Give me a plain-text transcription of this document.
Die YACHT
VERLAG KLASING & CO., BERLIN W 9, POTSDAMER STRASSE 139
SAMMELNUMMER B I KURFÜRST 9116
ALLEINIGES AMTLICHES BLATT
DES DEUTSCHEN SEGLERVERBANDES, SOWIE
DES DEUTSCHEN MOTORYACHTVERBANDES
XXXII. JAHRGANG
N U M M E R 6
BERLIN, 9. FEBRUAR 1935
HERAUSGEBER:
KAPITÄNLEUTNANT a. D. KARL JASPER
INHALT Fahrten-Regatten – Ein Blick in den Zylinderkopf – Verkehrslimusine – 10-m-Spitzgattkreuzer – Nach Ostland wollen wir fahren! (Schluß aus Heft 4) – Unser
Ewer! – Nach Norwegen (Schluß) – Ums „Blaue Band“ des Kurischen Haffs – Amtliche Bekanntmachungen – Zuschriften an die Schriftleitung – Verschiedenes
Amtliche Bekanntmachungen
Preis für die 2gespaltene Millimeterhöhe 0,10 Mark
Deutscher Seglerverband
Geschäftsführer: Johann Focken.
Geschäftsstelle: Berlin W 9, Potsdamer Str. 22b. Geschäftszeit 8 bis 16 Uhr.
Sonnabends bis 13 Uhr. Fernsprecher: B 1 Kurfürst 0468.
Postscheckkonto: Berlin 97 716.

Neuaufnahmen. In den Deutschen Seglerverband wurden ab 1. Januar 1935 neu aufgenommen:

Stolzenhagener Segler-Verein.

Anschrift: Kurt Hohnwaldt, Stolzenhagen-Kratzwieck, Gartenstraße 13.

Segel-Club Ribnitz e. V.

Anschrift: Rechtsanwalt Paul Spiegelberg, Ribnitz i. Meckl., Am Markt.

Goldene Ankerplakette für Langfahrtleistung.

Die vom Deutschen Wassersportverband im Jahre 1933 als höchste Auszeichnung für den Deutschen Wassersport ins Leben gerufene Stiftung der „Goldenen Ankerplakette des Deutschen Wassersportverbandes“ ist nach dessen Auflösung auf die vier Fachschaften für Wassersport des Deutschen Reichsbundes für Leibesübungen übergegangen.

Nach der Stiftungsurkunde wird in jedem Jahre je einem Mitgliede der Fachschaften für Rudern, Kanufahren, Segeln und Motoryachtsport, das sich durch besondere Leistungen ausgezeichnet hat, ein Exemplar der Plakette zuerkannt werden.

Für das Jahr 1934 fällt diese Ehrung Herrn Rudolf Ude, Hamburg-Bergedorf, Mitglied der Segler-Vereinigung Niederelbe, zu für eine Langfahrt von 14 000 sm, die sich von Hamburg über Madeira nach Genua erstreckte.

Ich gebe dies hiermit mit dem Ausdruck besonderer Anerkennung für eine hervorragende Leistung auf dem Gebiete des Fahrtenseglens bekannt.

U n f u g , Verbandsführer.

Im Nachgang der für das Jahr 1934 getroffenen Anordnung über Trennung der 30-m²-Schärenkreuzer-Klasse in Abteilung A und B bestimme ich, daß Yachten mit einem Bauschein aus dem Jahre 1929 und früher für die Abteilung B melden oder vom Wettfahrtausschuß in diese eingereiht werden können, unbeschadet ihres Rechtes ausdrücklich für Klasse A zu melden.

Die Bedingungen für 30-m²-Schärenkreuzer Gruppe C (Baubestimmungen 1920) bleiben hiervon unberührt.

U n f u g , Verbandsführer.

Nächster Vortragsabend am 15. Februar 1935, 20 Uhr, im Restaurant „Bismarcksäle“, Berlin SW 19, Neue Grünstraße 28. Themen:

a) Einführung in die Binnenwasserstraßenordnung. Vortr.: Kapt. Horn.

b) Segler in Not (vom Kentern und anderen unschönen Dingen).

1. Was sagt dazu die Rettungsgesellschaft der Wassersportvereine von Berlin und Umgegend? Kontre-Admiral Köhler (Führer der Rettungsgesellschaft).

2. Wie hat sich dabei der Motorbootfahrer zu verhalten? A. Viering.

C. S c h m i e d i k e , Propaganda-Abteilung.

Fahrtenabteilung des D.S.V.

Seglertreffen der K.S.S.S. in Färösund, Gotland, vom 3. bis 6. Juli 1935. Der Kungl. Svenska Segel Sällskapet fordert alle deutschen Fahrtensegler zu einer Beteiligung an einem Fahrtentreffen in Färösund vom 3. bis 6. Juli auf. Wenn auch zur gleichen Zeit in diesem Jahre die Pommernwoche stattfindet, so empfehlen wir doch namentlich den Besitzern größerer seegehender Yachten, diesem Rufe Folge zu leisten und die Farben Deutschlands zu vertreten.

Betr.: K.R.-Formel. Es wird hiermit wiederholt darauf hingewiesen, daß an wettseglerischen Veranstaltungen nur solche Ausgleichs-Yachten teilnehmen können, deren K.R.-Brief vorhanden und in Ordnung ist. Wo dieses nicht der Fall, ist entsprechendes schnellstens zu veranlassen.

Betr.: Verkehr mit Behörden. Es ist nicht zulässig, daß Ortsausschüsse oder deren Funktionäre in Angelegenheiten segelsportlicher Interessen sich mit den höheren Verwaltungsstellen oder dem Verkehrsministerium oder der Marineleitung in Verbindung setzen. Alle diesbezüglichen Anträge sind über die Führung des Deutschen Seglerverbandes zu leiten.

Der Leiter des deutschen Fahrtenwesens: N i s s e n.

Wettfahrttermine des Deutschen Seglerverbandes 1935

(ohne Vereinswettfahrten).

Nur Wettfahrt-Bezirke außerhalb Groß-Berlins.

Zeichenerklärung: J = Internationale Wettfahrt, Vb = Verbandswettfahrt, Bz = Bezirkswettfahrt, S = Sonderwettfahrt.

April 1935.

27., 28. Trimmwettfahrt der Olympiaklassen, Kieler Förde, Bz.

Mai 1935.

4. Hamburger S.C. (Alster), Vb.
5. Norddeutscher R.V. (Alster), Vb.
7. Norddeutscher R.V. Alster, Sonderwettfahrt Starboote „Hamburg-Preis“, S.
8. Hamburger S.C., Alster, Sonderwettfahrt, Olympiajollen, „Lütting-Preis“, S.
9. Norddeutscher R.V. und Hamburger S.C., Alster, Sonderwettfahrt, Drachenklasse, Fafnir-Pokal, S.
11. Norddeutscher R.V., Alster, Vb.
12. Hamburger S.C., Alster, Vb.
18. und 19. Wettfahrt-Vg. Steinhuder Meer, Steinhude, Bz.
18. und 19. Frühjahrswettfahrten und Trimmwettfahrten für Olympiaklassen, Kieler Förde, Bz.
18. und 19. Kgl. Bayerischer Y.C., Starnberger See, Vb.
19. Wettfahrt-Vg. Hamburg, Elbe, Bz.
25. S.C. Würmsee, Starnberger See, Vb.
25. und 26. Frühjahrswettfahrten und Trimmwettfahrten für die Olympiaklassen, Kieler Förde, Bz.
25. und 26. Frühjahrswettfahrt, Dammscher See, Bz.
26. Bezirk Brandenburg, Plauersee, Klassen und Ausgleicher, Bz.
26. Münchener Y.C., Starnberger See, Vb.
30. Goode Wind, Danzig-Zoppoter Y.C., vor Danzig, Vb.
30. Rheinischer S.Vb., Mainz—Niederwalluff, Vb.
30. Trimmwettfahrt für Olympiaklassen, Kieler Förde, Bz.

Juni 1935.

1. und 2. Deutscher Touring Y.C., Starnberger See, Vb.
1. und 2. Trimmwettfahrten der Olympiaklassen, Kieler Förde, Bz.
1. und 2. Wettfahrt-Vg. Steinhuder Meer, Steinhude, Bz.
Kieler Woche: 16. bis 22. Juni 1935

━━━━━━━━━━━━━━━━

Brief:
Across the data above, how many lines carry the word "Frühjahrswettfahrten"? Only the number is needed.

Output below:
2